Stored entries
## BEGIN

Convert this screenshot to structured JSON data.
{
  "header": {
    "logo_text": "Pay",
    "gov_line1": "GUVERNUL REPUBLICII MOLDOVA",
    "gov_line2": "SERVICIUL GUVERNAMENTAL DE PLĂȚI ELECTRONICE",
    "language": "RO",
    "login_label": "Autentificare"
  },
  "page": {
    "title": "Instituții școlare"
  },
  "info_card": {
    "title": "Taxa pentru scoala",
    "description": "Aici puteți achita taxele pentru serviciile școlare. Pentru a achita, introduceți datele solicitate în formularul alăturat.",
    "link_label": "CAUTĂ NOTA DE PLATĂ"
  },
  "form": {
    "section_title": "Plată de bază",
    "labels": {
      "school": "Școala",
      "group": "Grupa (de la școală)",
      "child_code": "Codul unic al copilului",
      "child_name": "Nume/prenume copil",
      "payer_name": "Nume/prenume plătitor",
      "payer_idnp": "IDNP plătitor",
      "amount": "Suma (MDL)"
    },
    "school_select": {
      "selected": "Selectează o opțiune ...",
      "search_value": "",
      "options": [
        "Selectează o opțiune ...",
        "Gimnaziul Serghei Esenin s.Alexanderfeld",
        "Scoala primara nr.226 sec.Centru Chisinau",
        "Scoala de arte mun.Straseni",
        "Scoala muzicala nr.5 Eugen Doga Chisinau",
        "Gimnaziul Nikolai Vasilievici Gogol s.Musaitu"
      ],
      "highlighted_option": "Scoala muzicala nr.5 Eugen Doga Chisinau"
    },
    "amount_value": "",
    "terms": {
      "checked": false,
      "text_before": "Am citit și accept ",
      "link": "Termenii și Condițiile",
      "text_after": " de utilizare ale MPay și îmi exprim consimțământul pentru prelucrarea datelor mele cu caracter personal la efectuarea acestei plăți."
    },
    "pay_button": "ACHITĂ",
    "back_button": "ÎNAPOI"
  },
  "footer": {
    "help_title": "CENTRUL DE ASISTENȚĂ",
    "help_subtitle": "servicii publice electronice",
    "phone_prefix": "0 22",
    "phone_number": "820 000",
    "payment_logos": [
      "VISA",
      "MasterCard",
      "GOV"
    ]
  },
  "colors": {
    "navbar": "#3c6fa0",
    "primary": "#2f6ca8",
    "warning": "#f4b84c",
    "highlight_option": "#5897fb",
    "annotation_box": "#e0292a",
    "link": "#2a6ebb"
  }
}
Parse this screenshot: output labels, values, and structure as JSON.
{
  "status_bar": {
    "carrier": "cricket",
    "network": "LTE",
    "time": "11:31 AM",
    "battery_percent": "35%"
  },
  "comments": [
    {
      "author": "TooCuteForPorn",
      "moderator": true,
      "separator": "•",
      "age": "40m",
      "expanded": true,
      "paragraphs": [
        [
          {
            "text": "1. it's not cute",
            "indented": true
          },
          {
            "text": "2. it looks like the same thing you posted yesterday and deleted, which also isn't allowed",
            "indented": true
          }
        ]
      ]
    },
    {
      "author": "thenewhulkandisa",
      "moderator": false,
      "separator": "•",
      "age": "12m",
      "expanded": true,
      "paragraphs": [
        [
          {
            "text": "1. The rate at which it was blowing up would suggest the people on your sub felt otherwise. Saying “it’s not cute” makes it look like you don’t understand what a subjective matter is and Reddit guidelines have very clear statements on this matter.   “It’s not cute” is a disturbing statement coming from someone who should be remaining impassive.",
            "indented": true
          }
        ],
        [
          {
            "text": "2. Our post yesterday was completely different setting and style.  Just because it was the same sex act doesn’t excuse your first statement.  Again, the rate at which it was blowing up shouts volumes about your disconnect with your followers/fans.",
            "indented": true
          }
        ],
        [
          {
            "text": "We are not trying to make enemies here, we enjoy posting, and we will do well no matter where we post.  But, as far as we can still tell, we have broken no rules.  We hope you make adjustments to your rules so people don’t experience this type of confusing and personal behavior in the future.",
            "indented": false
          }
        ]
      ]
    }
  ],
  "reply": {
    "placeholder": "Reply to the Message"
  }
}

## END

Write out the full set of records exactly as given.

FULL SOLUTION:
Convert this screenshot to structured JSON data.
{
  "header": {
    "logo_text": "Pay",
    "gov_line1": "GUVERNUL REPUBLICII MOLDOVA",
    "gov_line2": "SERVICIUL GUVERNAMENTAL DE PLĂȚI ELECTRONICE",
    "language": "RO",
    "login_label": "Autentificare"
  },
  "page": {
    "title": "Instituții școlare"
  },
  "info_card": {
    "title": "Taxa pentru scoala",
    "description": "Aici puteți achita taxele pentru serviciile școlare. Pentru a achita, introduceți datele solicitate în formularul alăturat.",
    "link_label": "CAUTĂ NOTA DE PLATĂ"
  },
  "form": {
    "section_title": "Plată de bază",
    "labels": {
      "school": "Școala",
      "group": "Grupa (de la școală)",
      "child_code": "Codul unic al copilului",
      "child_name": "Nume/prenume copil",
      "payer_name": "Nume/prenume plătitor",
      "payer_idnp": "IDNP plătitor",
      "amount": "Suma (MDL)"
    },
    "school_select": {
      "selected": "Selectează o opțiune ...",
      "search_value": "",
      "options": [
        "Selectează o opțiune ...",
        "Gimnaziul Serghei Esenin s.Alexanderfeld",
        "Scoala primara nr.226 sec.Centru Chisinau",
        "Scoala de arte mun.Straseni",
        "Scoala muzicala nr.5 Eugen Doga Chisinau",
        "Gimnaziul Nikolai Vasilievici Gogol s.Musaitu"
      ],
      "highlighted_option": "Scoala muzicala nr.5 Eugen Doga Chisinau"
    },
    "amount_value": "",
    "terms": {
      "checked": false,
      "text_before": "Am citit și accept ",
      "link": "Termenii și Condițiile",
      "text_after": " de utilizare ale MPay și îmi exprim consimțământul pentru prelucrarea datelor mele cu caracter personal la efectuarea acestei plăți."
    },
    "pay_button": "ACHITĂ",
    "back_button": "ÎNAPOI"
  },
  "footer": {
    "help_title": "CENTRUL DE ASISTENȚĂ",
    "help_subtitle": "servicii publice electronice",
    "phone_prefix": "0 22",
    "phone_number": "820 000",
    "payment_logos": [
      "VISA",
      "MasterCard",
      "GOV"
    ]
  },
  "colors": {
    "navbar": "#3c6fa0",
    "primary": "#2f6ca8",
    "warning": "#f4b84c",
    "highlight_option": "#5897fb",
    "annotation_box": "#e0292a",
    "link": "#2a6ebb"
  }
}
Parse this screenshot: output labels, values, and structure as JSON.
{
  "status_bar": {
    "carrier": "cricket",
    "network": "LTE",
    "time": "11:31 AM",
    "battery_percent": "35%"
  },
  "comments": [
    {
      "author": "TooCuteForPorn",
      "moderator": true,
      "separator": "•",
      "age": "40m",
      "expanded": true,
      "paragraphs": [
        [
          {
            "text": "1. it's not cute",
            "indented": true
          },
          {
            "text": "2. it looks like the same thing you posted yesterday and deleted, which also isn't allowed",
            "indented": true
          }
        ]
      ]
    },
    {
      "author": "thenewhulkandisa",
      "moderator": false,
      "separator": "•",
      "age": "12m",
      "expanded": true,
      "paragraphs": [
        [
          {
            "text": "1. The rate at which it was blowing up would suggest the people on your sub felt otherwise. Saying “it’s not cute” makes it look like you don’t understand what a subjective matter is and Reddit guidelines have very clear statements on this matter.   “It’s not cute” is a disturbing statement coming from someone who should be remaining impassive.",
            "indented": true
          }
        ],
        [
          {
            "text": "2. Our post yesterday was completely different setting and style.  Just because it was the same sex act doesn’t excuse your first statement.  Again, the rate at which it was blowing up shouts volumes about your disconnect with your followers/fans.",
            "indented": true
          }
        ],
        [
          {
            "text": "We are not trying to make enemies here, we enjoy posting, and we will do well no matter where we post.  But, as far as we can still tell, we have broken no rules.  We hope you make adjustments to your rules so people don’t experience this type of confusing and personal behavior in the future.",
            "indented": false
          }
        ]
      ]
    }
  ],
  "reply": {
    "placeholder": "Reply to the Message"
  }
}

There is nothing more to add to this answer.